══ GIVEN ENTRIES

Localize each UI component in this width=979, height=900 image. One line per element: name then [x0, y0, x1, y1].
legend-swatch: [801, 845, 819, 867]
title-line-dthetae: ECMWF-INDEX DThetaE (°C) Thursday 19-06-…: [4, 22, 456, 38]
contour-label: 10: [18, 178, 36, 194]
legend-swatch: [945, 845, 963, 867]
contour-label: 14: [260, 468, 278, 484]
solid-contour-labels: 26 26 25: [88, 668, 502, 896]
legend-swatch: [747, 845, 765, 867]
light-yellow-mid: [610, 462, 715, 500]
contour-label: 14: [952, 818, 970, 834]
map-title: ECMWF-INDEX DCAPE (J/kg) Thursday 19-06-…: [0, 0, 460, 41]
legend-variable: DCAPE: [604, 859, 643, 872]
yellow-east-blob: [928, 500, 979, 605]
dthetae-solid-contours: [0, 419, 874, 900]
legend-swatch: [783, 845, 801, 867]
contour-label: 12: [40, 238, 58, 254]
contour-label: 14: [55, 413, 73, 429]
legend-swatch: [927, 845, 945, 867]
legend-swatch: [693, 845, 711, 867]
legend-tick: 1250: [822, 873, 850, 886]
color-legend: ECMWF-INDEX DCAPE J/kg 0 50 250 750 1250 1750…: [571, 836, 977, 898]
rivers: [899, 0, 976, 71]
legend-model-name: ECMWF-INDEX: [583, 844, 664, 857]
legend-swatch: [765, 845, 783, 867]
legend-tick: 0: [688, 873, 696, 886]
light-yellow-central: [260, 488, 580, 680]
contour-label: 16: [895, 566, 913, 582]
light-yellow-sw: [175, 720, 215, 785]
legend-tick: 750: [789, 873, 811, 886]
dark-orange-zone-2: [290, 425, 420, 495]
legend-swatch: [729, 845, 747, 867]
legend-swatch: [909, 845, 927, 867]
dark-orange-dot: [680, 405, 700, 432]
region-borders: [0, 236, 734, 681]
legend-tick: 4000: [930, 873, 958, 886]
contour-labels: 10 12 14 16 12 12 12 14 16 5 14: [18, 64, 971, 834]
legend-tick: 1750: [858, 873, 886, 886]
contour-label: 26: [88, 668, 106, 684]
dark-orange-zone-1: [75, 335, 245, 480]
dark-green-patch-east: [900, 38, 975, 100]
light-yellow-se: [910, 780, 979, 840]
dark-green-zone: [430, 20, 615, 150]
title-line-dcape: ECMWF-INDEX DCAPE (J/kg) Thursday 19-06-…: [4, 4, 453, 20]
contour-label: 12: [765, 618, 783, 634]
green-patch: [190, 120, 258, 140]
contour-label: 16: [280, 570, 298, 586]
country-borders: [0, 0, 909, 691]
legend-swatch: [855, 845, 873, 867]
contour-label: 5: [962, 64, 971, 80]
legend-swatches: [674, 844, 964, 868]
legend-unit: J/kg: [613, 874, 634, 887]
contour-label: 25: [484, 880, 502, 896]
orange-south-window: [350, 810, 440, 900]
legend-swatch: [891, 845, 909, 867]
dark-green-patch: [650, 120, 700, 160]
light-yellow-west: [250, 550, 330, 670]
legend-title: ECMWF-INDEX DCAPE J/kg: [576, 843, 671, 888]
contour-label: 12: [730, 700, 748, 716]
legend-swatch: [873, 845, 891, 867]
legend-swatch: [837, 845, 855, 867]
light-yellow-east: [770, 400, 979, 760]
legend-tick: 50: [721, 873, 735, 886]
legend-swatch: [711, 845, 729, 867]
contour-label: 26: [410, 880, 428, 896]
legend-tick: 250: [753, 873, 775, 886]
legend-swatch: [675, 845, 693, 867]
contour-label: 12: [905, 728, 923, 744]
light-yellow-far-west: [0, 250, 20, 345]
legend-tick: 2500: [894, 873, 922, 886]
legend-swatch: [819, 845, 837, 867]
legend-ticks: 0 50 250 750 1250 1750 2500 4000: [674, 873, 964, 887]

════

TASK
Please reproduce all of the records above line for line, with no changes to wording or order.

ANSWER TO THIS TASK
Localize each UI component in this width=979, height=900 image. One line per element: name then [x0, y0, x1, y1].
legend-swatch: [801, 845, 819, 867]
title-line-dthetae: ECMWF-INDEX DThetaE (°C) Thursday 19-06-…: [4, 22, 456, 38]
contour-label: 10: [18, 178, 36, 194]
legend-swatch: [945, 845, 963, 867]
contour-label: 14: [260, 468, 278, 484]
solid-contour-labels: 26 26 25: [88, 668, 502, 896]
legend-swatch: [747, 845, 765, 867]
light-yellow-mid: [610, 462, 715, 500]
contour-label: 14: [952, 818, 970, 834]
map-title: ECMWF-INDEX DCAPE (J/kg) Thursday 19-06-…: [0, 0, 460, 41]
legend-variable: DCAPE: [604, 859, 643, 872]
yellow-east-blob: [928, 500, 979, 605]
dthetae-solid-contours: [0, 419, 874, 900]
legend-swatch: [783, 845, 801, 867]
contour-label: 12: [40, 238, 58, 254]
contour-label: 14: [55, 413, 73, 429]
legend-swatch: [927, 845, 945, 867]
legend-swatch: [693, 845, 711, 867]
legend-tick: 1250: [822, 873, 850, 886]
color-legend: ECMWF-INDEX DCAPE J/kg 0 50 250 750 1250 1750…: [571, 836, 977, 898]
rivers: [899, 0, 976, 71]
legend-model-name: ECMWF-INDEX: [583, 844, 664, 857]
legend-swatch: [765, 845, 783, 867]
legend-tick: 0: [688, 873, 696, 886]
light-yellow-central: [260, 488, 580, 680]
contour-label: 16: [895, 566, 913, 582]
light-yellow-sw: [175, 720, 215, 785]
legend-tick: 750: [789, 873, 811, 886]
dark-orange-zone-2: [290, 425, 420, 495]
legend-swatch: [729, 845, 747, 867]
legend-swatch: [909, 845, 927, 867]
dark-orange-dot: [680, 405, 700, 432]
region-borders: [0, 236, 734, 681]
legend-tick: 4000: [930, 873, 958, 886]
contour-labels: 10 12 14 16 12 12 12 14 16 5 14: [18, 64, 971, 834]
legend-tick: 1750: [858, 873, 886, 886]
contour-label: 26: [88, 668, 106, 684]
dark-orange-zone-1: [75, 335, 245, 480]
dark-green-patch-east: [900, 38, 975, 100]
light-yellow-se: [910, 780, 979, 840]
dark-green-zone: [430, 20, 615, 150]
title-line-dcape: ECMWF-INDEX DCAPE (J/kg) Thursday 19-06-…: [4, 4, 453, 20]
contour-label: 12: [765, 618, 783, 634]
green-patch: [190, 120, 258, 140]
contour-label: 16: [280, 570, 298, 586]
country-borders: [0, 0, 909, 691]
legend-swatch: [855, 845, 873, 867]
contour-label: 5: [962, 64, 971, 80]
legend-swatches: [674, 844, 964, 868]
legend-unit: J/kg: [613, 874, 634, 887]
contour-label: 25: [484, 880, 502, 896]
orange-south-window: [350, 810, 440, 900]
legend-swatch: [891, 845, 909, 867]
dark-green-patch: [650, 120, 700, 160]
light-yellow-west: [250, 550, 330, 670]
legend-title: ECMWF-INDEX DCAPE J/kg: [576, 843, 671, 888]
contour-label: 12: [730, 700, 748, 716]
legend-swatch: [873, 845, 891, 867]
legend-swatch: [837, 845, 855, 867]
light-yellow-east: [770, 400, 979, 760]
legend-tick: 50: [721, 873, 735, 886]
legend-swatch: [711, 845, 729, 867]
contour-label: 26: [410, 880, 428, 896]
legend-tick: 250: [753, 873, 775, 886]
legend-swatch: [675, 845, 693, 867]
contour-label: 12: [905, 728, 923, 744]
light-yellow-far-west: [0, 250, 20, 345]
legend-tick: 2500: [894, 873, 922, 886]
legend-swatch: [819, 845, 837, 867]
legend-ticks: 0 50 250 750 1250 1750 2500 4000: [674, 873, 964, 887]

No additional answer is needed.